**Dataset rows:**

■ ■ ■

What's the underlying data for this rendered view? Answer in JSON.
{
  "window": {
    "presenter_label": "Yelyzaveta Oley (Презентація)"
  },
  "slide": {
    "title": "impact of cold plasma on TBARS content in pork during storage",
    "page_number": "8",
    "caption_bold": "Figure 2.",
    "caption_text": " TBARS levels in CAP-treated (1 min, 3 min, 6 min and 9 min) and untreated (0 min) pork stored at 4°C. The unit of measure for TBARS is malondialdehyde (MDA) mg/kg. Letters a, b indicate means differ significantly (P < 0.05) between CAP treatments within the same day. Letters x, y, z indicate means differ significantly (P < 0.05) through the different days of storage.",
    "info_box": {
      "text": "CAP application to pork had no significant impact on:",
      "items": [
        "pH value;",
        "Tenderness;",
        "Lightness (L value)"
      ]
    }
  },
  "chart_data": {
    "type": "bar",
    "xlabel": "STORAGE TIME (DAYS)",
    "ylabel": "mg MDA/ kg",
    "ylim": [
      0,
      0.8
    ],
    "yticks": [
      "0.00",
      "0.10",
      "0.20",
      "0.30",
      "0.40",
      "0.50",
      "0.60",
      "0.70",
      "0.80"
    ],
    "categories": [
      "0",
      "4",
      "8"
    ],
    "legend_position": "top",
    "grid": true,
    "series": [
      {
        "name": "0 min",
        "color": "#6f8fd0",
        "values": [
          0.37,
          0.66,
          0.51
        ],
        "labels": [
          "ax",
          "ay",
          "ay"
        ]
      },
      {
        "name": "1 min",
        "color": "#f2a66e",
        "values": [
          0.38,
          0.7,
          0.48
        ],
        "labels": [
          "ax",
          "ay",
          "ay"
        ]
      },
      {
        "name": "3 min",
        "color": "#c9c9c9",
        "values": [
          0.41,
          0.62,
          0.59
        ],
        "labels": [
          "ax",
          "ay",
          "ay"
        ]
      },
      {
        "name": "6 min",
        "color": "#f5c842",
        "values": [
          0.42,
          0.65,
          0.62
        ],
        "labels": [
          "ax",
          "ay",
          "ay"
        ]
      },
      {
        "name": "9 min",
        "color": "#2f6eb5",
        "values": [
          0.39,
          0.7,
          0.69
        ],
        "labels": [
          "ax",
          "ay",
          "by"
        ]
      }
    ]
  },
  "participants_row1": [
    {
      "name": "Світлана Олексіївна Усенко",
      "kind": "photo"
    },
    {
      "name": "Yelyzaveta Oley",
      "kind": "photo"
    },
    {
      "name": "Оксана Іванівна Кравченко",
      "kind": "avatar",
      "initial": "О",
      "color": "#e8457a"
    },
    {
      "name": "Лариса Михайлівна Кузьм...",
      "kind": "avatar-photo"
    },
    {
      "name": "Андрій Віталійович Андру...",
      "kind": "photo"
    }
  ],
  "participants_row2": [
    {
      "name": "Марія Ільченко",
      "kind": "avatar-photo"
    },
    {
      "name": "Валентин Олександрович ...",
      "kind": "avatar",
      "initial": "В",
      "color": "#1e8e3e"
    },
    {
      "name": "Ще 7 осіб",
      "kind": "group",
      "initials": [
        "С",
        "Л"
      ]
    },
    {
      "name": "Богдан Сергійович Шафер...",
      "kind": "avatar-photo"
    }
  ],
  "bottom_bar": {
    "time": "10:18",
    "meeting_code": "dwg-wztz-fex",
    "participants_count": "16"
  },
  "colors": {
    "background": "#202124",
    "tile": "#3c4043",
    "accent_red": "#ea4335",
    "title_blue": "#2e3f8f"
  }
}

■ ■ ■

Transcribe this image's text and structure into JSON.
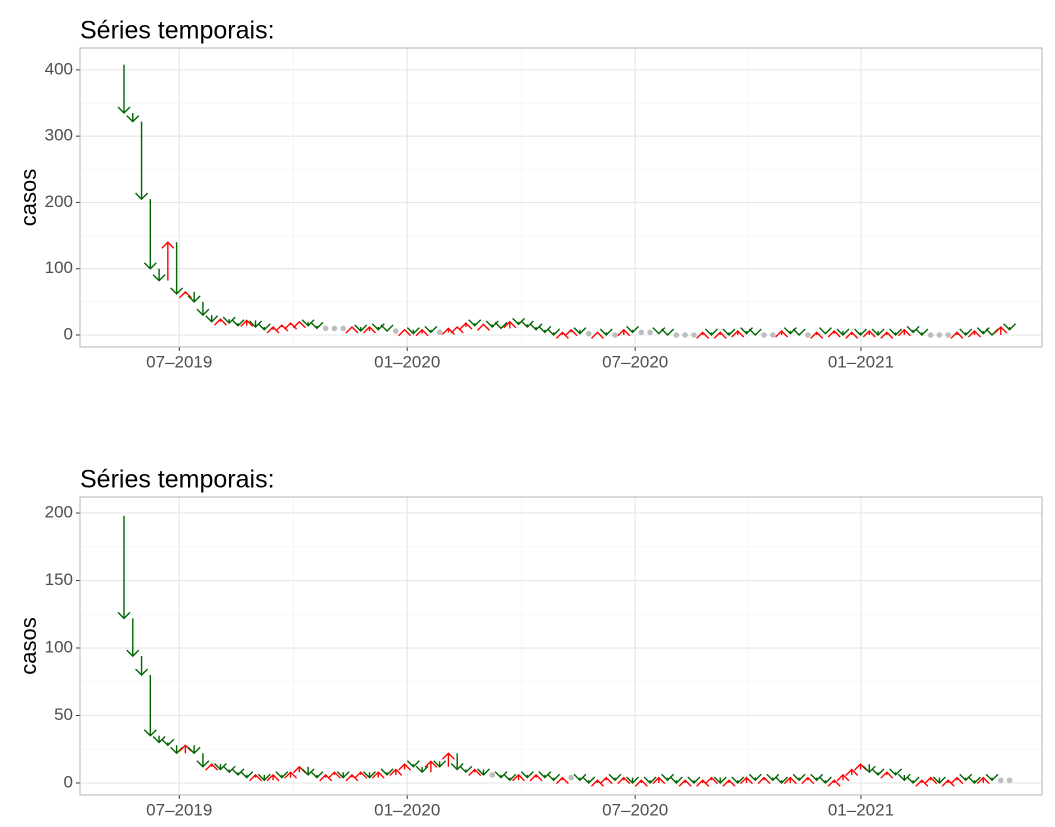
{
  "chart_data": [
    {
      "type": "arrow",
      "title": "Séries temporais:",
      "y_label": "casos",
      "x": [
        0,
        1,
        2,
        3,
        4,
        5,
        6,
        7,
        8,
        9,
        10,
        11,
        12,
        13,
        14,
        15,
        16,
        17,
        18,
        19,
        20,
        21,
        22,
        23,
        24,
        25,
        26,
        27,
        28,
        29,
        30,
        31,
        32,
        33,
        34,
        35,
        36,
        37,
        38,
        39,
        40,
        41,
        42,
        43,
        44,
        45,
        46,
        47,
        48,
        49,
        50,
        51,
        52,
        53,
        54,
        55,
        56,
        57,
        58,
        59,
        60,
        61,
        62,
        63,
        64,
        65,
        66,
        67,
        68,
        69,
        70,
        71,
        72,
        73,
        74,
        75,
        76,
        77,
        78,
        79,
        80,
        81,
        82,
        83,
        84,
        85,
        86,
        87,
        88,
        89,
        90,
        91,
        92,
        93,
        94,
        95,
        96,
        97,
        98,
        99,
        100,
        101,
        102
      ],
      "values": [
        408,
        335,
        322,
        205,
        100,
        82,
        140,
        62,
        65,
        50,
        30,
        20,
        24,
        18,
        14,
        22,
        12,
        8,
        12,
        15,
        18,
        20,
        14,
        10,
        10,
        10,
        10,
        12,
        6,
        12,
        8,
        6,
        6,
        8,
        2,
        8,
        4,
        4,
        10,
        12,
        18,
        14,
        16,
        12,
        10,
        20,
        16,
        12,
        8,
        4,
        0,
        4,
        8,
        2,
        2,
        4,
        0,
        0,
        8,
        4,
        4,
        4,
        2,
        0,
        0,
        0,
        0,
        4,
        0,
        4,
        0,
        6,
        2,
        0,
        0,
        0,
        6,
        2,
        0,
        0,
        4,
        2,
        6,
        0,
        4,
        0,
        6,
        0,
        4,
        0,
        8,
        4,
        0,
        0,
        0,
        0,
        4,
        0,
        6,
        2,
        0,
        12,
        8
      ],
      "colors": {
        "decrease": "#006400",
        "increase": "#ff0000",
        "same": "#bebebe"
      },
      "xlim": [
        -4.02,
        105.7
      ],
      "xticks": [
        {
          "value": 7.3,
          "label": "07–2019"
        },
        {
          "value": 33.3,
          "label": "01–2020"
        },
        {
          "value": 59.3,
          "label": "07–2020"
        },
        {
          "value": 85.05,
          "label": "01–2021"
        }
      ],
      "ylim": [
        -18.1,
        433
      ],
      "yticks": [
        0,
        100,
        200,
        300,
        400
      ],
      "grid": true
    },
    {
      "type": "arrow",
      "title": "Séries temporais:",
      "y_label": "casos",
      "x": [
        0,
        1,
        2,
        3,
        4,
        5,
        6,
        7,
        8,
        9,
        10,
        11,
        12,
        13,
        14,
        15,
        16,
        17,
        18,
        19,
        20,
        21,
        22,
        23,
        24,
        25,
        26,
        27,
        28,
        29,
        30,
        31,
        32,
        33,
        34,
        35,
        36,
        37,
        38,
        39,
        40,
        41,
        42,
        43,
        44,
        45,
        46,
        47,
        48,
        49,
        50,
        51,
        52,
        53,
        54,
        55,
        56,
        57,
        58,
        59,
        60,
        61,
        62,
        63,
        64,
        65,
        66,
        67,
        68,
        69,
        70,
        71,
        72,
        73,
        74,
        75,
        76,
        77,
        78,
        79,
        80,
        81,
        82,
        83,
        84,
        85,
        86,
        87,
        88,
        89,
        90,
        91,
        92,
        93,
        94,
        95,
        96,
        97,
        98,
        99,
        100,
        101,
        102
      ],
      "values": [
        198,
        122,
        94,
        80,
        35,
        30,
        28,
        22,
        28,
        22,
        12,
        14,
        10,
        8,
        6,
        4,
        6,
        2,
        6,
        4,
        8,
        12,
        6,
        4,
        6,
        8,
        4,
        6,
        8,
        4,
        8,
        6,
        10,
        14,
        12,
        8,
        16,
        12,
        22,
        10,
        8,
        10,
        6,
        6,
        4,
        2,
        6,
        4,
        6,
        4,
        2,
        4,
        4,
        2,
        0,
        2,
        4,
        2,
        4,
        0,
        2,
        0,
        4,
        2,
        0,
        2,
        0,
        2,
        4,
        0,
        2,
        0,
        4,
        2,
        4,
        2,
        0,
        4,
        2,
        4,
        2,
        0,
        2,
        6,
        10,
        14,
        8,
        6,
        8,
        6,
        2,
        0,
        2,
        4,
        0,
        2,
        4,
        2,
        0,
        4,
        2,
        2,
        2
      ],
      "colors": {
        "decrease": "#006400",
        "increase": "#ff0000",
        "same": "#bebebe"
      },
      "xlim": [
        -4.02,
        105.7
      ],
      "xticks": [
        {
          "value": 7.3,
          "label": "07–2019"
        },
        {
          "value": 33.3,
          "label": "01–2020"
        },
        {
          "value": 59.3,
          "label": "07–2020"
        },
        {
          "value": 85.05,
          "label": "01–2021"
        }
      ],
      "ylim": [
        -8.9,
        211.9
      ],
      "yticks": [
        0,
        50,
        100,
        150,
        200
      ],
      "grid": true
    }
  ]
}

■ ■ ■

**Work instructions:** Whichever lines contain the string "Oley", select and copy them.

**Exercise result:**
    "presenter_label": "Yelyzaveta Oley (Презентація)"
      "name": "Yelyzaveta Oley",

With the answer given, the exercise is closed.